**Input**
———

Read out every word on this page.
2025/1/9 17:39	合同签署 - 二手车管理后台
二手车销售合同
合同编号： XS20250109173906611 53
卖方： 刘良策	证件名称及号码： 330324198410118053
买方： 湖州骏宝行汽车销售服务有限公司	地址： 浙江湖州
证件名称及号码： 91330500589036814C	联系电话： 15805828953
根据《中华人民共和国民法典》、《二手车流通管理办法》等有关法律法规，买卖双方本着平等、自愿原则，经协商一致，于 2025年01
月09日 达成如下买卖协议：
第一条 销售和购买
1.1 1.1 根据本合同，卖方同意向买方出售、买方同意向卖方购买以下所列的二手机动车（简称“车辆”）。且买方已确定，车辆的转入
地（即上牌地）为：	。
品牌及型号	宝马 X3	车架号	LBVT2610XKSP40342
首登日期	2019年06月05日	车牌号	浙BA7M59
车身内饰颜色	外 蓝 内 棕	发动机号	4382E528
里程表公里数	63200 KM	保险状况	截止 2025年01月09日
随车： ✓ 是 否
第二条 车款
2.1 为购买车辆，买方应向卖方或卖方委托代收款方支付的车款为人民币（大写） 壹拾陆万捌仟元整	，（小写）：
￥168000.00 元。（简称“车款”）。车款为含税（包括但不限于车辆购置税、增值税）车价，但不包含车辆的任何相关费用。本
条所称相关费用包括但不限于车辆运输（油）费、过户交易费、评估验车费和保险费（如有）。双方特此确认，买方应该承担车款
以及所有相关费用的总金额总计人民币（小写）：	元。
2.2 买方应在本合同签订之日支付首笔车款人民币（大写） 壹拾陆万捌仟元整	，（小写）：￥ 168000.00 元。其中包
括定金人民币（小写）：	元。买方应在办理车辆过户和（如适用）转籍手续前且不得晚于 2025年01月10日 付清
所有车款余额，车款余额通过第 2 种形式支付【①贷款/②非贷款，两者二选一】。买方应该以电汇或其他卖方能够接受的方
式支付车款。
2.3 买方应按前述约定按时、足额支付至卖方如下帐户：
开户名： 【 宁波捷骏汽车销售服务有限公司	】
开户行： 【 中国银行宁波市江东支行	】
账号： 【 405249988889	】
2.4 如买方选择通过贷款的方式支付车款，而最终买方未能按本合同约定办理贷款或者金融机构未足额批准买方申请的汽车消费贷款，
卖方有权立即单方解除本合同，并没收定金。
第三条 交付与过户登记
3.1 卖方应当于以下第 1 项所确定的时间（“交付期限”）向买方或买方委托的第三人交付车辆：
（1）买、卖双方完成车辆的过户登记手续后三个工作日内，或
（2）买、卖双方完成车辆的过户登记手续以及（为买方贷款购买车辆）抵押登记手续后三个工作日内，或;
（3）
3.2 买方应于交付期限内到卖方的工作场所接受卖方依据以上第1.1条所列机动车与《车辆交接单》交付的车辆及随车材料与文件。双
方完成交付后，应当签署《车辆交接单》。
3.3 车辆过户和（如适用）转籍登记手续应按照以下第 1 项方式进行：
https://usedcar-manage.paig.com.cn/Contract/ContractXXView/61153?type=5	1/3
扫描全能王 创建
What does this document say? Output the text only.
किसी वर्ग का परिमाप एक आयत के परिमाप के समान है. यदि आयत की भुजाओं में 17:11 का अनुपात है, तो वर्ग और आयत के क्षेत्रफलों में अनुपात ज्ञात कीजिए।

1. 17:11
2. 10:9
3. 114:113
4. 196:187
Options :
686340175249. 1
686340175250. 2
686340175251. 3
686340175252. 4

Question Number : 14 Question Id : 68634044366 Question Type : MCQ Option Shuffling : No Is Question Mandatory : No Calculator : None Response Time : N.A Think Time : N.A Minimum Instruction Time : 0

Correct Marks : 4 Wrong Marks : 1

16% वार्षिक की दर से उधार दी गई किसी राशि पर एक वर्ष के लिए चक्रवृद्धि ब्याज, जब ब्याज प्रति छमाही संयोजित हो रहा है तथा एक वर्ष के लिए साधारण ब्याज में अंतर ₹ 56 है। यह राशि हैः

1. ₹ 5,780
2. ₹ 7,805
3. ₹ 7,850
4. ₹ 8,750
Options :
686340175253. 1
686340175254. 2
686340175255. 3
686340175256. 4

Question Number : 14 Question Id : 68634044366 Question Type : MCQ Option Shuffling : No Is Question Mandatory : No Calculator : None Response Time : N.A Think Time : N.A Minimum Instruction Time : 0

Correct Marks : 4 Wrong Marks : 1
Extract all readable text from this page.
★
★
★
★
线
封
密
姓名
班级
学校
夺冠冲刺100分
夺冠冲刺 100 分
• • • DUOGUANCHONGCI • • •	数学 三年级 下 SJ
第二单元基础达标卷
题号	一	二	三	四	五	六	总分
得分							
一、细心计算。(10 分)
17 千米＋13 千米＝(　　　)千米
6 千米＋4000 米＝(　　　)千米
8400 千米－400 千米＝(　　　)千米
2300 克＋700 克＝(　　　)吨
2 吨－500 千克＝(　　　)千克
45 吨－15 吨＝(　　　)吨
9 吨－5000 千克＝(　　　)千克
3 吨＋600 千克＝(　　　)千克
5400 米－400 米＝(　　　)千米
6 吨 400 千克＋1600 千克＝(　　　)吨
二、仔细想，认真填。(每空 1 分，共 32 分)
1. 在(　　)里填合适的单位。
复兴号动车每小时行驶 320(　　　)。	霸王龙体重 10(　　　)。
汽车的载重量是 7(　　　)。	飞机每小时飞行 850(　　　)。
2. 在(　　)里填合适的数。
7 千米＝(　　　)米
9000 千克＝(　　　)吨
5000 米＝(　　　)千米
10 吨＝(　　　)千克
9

———

**Exercise directions**
All of the material above needs to be retyped word for word.

**Reply**
Read out every word on this page.
2025/1/9 17:39	合同签署 - 二手车管理后台
二手车销售合同
合同编号： XS20250109173906611 53
卖方： 刘良策	证件名称及号码： 330324198410118053
买方： 湖州骏宝行汽车销售服务有限公司	地址： 浙江湖州
证件名称及号码： 91330500589036814C	联系电话： 15805828953
根据《中华人民共和国民法典》、《二手车流通管理办法》等有关法律法规，买卖双方本着平等、自愿原则，经协商一致，于 2025年01
月09日 达成如下买卖协议：
第一条 销售和购买
1.1 1.1 根据本合同，卖方同意向买方出售、买方同意向卖方购买以下所列的二手机动车（简称“车辆”）。且买方已确定，车辆的转入
地（即上牌地）为：	。
品牌及型号	宝马 X3	车架号	LBVT2610XKSP40342
首登日期	2019年06月05日	车牌号	浙BA7M59
车身内饰颜色	外 蓝 内 棕	发动机号	4382E528
里程表公里数	63200 KM	保险状况	截止 2025年01月09日
随车： ✓ 是 否
第二条 车款
2.1 为购买车辆，买方应向卖方或卖方委托代收款方支付的车款为人民币（大写） 壹拾陆万捌仟元整	，（小写）：
￥168000.00 元。（简称“车款”）。车款为含税（包括但不限于车辆购置税、增值税）车价，但不包含车辆的任何相关费用。本
条所称相关费用包括但不限于车辆运输（油）费、过户交易费、评估验车费和保险费（如有）。双方特此确认，买方应该承担车款
以及所有相关费用的总金额总计人民币（小写）：	元。
2.2 买方应在本合同签订之日支付首笔车款人民币（大写） 壹拾陆万捌仟元整	，（小写）：￥ 168000.00 元。其中包
括定金人民币（小写）：	元。买方应在办理车辆过户和（如适用）转籍手续前且不得晚于 2025年01月10日 付清
所有车款余额，车款余额通过第 2 种形式支付【①贷款/②非贷款，两者二选一】。买方应该以电汇或其他卖方能够接受的方
式支付车款。
2.3 买方应按前述约定按时、足额支付至卖方如下帐户：
开户名： 【 宁波捷骏汽车销售服务有限公司	】
开户行： 【 中国银行宁波市江东支行	】
账号： 【 405249988889	】
2.4 如买方选择通过贷款的方式支付车款，而最终买方未能按本合同约定办理贷款或者金融机构未足额批准买方申请的汽车消费贷款，
卖方有权立即单方解除本合同，并没收定金。
第三条 交付与过户登记
3.1 卖方应当于以下第 1 项所确定的时间（“交付期限”）向买方或买方委托的第三人交付车辆：
（1）买、卖双方完成车辆的过户登记手续后三个工作日内，或
（2）买、卖双方完成车辆的过户登记手续以及（为买方贷款购买车辆）抵押登记手续后三个工作日内，或;
（3）
3.2 买方应于交付期限内到卖方的工作场所接受卖方依据以上第1.1条所列机动车与《车辆交接单》交付的车辆及随车材料与文件。双
方完成交付后，应当签署《车辆交接单》。
3.3 车辆过户和（如适用）转籍登记手续应按照以下第 1 项方式进行：
https://usedcar-manage.paig.com.cn/Contract/ContractXXView/61153?type=5	1/3
扫描全能王 创建
What does this document say? Output the text only.
किसी वर्ग का परिमाप एक आयत के परिमाप के समान है. यदि आयत की भुजाओं में 17:11 का अनुपात है, तो वर्ग और आयत के क्षेत्रफलों में अनुपात ज्ञात कीजिए।

1. 17:11
2. 10:9
3. 114:113
4. 196:187
Options :
686340175249. 1
686340175250. 2
686340175251. 3
686340175252. 4

Question Number : 14 Question Id : 68634044366 Question Type : MCQ Option Shuffling : No Is Question Mandatory : No Calculator : None Response Time : N.A Think Time : N.A Minimum Instruction Time : 0

Correct Marks : 4 Wrong Marks : 1

16% वार्षिक की दर से उधार दी गई किसी राशि पर एक वर्ष के लिए चक्रवृद्धि ब्याज, जब ब्याज प्रति छमाही संयोजित हो रहा है तथा एक वर्ष के लिए साधारण ब्याज में अंतर ₹ 56 है। यह राशि हैः

1. ₹ 5,780
2. ₹ 7,805
3. ₹ 7,850
4. ₹ 8,750
Options :
686340175253. 1
686340175254. 2
686340175255. 3
686340175256. 4

Question Number : 14 Question Id : 68634044366 Question Type : MCQ Option Shuffling : No Is Question Mandatory : No Calculator : None Response Time : N.A Think Time : N.A Minimum Instruction Time : 0

Correct Marks : 4 Wrong Marks : 1
Extract all readable text from this page.
★
★
★
★
线
封
密
姓名
班级
学校
夺冠冲刺100分
夺冠冲刺 100 分
• • • DUOGUANCHONGCI • • •	数学 三年级 下 SJ
第二单元基础达标卷
题号	一	二	三	四	五	六	总分
得分							
一、细心计算。(10 分)
17 千米＋13 千米＝(　　　)千米
6 千米＋4000 米＝(　　　)千米
8400 千米－400 千米＝(　　　)千米
2300 克＋700 克＝(　　　)吨
2 吨－500 千克＝(　　　)千克
45 吨－15 吨＝(　　　)吨
9 吨－5000 千克＝(　　　)千克
3 吨＋600 千克＝(　　　)千克
5400 米－400 米＝(　　　)千米
6 吨 400 千克＋1600 千克＝(　　　)吨
二、仔细想，认真填。(每空 1 分，共 32 分)
1. 在(　　)里填合适的单位。
复兴号动车每小时行驶 320(　　　)。	霸王龙体重 10(　　　)。
汽车的载重量是 7(　　　)。	飞机每小时飞行 850(　　　)。
2. 在(　　)里填合适的数。
7 千米＝(　　　)米
9000 千克＝(　　　)吨
5000 米＝(　　　)千米
10 吨＝(　　　)千克
9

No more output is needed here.